[Dataset items]

:::

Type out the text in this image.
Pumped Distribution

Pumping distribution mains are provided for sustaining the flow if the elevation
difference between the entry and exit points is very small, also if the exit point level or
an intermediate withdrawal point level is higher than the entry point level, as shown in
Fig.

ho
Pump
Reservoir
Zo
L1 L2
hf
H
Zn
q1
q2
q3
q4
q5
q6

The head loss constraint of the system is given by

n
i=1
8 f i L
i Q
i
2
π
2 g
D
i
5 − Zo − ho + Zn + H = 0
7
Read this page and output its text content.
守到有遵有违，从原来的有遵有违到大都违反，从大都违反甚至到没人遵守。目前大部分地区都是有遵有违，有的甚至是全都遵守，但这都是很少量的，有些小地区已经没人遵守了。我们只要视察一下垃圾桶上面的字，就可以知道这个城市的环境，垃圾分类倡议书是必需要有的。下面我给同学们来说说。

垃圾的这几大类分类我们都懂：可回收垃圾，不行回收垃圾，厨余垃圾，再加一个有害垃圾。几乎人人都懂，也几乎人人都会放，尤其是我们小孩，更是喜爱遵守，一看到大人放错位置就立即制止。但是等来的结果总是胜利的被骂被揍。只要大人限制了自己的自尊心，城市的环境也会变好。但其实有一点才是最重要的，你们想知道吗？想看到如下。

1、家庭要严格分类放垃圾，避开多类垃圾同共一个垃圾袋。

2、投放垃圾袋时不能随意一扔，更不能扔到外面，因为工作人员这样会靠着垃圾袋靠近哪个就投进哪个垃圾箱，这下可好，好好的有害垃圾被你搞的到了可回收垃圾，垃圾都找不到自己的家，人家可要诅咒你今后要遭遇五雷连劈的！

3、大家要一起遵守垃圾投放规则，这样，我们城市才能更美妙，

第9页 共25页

:::

SHORT PROBLEM -
Display every line of the listing that contains the string "this".

TASK RESPONSE -
Type out the text in this image.
Read this page and output its text content.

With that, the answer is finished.